* begin *

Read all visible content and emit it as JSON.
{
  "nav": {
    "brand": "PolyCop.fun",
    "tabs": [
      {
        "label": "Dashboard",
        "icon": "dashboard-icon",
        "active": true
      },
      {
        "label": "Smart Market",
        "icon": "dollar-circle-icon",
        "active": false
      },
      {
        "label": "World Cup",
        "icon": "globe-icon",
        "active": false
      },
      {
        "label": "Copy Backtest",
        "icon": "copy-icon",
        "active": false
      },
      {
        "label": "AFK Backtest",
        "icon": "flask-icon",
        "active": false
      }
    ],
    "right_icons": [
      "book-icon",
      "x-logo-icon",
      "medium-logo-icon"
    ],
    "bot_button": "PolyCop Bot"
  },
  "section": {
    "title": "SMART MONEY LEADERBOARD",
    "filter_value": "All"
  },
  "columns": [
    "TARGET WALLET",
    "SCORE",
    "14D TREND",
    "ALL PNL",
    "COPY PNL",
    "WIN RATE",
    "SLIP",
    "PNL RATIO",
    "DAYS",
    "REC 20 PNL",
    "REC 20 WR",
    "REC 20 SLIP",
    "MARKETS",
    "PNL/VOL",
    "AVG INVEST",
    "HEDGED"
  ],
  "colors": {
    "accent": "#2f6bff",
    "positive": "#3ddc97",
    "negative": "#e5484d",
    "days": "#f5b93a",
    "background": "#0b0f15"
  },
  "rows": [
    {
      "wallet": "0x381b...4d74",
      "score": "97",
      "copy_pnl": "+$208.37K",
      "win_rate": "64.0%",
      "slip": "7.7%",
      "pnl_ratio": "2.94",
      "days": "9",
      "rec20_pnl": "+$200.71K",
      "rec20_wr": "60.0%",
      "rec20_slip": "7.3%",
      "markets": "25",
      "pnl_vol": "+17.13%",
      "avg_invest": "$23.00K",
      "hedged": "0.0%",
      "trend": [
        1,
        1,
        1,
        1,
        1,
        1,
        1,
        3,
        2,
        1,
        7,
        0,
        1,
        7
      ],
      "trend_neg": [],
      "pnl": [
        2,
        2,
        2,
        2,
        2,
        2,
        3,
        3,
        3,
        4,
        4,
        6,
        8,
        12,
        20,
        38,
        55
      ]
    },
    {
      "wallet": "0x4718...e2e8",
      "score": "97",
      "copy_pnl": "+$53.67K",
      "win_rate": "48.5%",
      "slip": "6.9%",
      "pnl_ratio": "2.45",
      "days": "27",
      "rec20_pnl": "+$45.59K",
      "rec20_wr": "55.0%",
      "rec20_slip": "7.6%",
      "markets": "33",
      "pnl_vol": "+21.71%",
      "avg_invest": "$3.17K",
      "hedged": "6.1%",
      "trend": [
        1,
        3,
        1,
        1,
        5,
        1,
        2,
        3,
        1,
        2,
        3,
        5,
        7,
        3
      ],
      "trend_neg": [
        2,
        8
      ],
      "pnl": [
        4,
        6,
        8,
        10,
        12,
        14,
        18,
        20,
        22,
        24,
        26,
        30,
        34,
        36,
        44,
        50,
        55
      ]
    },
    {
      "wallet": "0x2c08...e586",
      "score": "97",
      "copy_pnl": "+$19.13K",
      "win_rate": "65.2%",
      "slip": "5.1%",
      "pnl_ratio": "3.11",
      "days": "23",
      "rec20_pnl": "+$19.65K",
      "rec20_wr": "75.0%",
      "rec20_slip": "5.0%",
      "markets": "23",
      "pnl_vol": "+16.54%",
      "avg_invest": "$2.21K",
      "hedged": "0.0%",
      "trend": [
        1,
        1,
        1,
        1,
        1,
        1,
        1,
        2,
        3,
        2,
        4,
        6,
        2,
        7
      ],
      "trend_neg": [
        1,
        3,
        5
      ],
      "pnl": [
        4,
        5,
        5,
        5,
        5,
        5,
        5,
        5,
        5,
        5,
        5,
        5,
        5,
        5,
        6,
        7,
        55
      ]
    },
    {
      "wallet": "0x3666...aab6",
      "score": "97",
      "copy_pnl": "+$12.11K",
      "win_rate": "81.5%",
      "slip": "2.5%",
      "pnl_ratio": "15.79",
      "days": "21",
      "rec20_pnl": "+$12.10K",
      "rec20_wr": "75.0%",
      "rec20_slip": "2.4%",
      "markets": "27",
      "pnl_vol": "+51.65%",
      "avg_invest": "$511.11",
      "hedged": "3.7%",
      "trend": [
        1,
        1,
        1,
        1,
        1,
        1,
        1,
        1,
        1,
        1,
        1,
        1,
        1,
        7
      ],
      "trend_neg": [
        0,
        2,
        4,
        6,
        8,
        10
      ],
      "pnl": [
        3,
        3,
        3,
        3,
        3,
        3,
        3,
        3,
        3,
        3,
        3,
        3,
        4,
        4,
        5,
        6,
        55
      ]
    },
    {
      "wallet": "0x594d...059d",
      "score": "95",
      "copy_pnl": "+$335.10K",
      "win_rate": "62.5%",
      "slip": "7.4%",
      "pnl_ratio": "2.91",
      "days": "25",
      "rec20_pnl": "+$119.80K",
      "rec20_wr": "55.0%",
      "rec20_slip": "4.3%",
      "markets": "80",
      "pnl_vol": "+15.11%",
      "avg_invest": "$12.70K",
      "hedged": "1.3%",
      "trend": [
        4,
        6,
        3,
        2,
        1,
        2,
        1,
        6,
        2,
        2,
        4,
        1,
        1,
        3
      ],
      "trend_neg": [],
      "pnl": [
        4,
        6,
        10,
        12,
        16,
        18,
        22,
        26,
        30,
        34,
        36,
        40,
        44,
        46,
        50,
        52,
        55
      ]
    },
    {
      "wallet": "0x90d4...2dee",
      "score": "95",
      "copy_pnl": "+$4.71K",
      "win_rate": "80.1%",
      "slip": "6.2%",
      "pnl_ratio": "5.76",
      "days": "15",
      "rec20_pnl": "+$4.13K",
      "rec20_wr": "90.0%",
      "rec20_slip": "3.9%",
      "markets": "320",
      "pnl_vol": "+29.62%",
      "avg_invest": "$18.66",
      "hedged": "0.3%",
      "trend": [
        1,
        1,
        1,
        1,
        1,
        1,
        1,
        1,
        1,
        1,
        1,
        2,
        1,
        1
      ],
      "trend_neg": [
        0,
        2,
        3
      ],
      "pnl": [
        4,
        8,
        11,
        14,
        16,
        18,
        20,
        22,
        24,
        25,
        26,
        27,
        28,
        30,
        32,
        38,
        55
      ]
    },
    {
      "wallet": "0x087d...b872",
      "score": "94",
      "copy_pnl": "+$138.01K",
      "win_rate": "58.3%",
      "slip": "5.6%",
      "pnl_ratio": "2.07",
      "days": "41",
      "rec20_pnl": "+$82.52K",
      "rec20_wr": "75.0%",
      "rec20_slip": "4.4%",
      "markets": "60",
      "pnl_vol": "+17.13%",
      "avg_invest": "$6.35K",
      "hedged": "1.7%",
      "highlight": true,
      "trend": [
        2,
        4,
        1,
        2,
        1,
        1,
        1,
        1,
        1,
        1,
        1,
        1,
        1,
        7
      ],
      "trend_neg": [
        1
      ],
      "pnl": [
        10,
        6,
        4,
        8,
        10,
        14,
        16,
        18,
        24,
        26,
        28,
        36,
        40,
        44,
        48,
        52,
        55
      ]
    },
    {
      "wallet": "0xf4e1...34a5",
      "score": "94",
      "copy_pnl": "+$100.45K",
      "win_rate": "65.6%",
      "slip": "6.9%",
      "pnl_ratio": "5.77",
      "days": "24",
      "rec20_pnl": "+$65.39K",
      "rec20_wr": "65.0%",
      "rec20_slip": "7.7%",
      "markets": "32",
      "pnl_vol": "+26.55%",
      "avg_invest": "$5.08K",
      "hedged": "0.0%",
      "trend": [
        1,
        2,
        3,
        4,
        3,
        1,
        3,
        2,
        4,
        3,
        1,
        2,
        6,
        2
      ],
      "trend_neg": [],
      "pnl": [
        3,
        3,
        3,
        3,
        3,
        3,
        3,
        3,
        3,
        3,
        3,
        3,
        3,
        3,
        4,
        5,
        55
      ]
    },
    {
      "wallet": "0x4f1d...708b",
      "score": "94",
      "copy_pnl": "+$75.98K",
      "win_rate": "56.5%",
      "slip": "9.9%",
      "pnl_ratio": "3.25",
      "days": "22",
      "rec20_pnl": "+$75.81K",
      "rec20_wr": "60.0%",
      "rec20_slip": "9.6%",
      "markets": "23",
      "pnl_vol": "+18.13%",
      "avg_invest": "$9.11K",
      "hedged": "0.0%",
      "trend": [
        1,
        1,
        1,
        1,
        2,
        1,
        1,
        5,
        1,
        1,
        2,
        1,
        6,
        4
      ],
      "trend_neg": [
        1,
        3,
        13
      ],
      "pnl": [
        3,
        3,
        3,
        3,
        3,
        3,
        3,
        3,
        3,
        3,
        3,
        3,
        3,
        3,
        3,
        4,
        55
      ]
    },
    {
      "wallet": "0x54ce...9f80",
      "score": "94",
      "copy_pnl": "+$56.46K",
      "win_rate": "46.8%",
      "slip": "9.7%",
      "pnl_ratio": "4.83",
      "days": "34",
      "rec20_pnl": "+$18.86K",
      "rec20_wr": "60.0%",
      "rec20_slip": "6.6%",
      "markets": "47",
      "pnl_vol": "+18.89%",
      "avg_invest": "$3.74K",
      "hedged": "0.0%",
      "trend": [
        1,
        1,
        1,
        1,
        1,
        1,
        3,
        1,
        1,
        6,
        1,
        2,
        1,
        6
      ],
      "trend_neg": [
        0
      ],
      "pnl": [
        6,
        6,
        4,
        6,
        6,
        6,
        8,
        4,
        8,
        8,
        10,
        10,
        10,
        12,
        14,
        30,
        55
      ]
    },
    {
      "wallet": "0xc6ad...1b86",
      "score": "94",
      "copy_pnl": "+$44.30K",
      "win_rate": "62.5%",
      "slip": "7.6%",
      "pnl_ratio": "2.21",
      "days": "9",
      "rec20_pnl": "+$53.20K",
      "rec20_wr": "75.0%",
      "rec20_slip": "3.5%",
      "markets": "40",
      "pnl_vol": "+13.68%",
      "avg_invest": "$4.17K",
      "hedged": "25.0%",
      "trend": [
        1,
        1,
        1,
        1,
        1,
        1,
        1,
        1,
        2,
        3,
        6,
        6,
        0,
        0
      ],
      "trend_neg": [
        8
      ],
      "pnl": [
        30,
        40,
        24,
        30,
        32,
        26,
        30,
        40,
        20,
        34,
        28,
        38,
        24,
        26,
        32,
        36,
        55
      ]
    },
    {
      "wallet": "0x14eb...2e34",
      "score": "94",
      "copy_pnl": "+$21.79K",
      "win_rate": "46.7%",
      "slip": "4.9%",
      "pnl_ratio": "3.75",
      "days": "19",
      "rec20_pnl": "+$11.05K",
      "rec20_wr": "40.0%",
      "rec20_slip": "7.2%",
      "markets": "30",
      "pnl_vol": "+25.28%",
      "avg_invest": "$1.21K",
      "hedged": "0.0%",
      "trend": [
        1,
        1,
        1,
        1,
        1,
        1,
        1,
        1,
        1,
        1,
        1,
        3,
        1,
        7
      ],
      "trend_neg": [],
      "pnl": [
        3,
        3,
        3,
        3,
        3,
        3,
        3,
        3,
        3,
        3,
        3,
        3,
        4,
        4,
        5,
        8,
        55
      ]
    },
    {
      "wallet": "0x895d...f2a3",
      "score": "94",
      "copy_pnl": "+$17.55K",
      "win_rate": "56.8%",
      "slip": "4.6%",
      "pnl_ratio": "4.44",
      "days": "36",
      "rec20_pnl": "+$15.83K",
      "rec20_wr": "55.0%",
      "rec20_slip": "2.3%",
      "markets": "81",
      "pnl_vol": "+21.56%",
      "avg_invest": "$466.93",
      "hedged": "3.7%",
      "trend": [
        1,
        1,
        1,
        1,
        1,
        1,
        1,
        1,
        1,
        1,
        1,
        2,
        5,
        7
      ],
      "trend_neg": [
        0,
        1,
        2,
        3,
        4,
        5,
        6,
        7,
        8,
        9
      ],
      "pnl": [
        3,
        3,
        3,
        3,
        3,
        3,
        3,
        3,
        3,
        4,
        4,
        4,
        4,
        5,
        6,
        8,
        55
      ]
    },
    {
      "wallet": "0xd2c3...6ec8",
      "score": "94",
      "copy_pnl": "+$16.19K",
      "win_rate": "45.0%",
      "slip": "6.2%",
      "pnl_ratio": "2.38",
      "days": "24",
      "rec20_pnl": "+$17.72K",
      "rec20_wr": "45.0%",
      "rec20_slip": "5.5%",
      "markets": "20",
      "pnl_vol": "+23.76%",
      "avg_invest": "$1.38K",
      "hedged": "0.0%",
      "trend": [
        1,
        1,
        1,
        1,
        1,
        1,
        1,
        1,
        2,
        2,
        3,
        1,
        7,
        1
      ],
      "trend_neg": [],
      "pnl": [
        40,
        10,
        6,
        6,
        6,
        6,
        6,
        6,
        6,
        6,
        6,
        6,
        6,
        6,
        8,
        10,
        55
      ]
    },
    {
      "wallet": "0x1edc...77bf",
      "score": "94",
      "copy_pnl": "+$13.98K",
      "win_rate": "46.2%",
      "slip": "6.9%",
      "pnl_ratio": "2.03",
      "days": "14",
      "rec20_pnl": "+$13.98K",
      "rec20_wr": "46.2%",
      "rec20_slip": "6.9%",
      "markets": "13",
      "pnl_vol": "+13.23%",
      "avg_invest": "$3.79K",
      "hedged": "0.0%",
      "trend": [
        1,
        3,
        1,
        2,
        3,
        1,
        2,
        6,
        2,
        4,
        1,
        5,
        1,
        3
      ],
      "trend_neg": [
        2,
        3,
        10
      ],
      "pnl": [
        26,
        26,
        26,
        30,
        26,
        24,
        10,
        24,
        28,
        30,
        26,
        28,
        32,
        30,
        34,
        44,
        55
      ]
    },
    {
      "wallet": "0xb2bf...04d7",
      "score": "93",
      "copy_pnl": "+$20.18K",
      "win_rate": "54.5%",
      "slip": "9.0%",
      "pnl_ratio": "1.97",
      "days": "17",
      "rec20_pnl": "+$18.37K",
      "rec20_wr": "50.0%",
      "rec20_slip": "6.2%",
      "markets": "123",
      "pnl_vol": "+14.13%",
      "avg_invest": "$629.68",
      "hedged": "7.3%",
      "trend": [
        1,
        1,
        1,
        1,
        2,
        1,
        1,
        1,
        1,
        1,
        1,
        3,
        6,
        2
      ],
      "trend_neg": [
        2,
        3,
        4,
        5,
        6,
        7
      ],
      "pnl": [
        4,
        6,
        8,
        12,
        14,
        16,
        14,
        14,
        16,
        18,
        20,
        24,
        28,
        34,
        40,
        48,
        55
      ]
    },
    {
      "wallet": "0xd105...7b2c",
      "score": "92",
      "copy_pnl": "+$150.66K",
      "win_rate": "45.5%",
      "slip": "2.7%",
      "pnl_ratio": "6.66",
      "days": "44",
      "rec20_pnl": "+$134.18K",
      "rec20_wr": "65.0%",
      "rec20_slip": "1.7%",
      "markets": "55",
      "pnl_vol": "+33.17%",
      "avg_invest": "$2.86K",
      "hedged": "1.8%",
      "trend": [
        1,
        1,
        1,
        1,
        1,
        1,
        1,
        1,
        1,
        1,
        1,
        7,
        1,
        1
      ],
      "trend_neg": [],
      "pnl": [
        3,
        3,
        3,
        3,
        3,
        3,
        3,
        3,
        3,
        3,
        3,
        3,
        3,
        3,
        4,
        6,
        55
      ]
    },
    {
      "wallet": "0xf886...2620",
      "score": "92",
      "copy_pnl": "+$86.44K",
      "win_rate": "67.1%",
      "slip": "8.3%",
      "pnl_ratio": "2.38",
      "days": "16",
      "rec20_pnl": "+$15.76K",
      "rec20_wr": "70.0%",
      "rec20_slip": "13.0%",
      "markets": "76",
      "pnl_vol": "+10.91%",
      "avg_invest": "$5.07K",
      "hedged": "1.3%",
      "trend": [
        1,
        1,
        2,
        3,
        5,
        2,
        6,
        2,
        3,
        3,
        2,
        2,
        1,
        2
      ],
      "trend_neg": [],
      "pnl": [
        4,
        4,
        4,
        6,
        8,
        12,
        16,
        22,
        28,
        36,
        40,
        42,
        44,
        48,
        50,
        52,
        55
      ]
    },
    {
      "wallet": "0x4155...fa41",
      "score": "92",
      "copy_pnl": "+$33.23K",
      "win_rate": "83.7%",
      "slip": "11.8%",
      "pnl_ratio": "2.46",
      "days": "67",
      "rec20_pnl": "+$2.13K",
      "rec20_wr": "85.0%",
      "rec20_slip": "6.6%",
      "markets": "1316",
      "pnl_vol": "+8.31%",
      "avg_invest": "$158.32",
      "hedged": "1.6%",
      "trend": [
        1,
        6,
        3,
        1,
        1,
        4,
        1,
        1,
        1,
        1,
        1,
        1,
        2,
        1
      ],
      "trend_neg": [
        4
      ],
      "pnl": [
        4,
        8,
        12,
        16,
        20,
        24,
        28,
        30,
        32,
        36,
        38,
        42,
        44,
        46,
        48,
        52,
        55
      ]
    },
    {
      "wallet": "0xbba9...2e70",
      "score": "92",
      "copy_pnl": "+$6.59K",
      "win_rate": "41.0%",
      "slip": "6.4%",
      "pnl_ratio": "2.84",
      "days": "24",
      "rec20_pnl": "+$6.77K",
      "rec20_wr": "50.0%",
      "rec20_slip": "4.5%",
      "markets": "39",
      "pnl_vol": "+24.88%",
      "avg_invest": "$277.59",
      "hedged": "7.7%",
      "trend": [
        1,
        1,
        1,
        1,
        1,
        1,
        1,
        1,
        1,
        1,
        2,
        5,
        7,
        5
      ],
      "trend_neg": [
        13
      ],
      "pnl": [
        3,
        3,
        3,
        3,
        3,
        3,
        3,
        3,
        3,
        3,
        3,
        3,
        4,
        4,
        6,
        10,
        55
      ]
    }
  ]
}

* end *

EXERCISE: Among the entries above, how many lines hold the string "PolyCop"? Respond with nothing but the number.

SOLVED EXERCISE: 2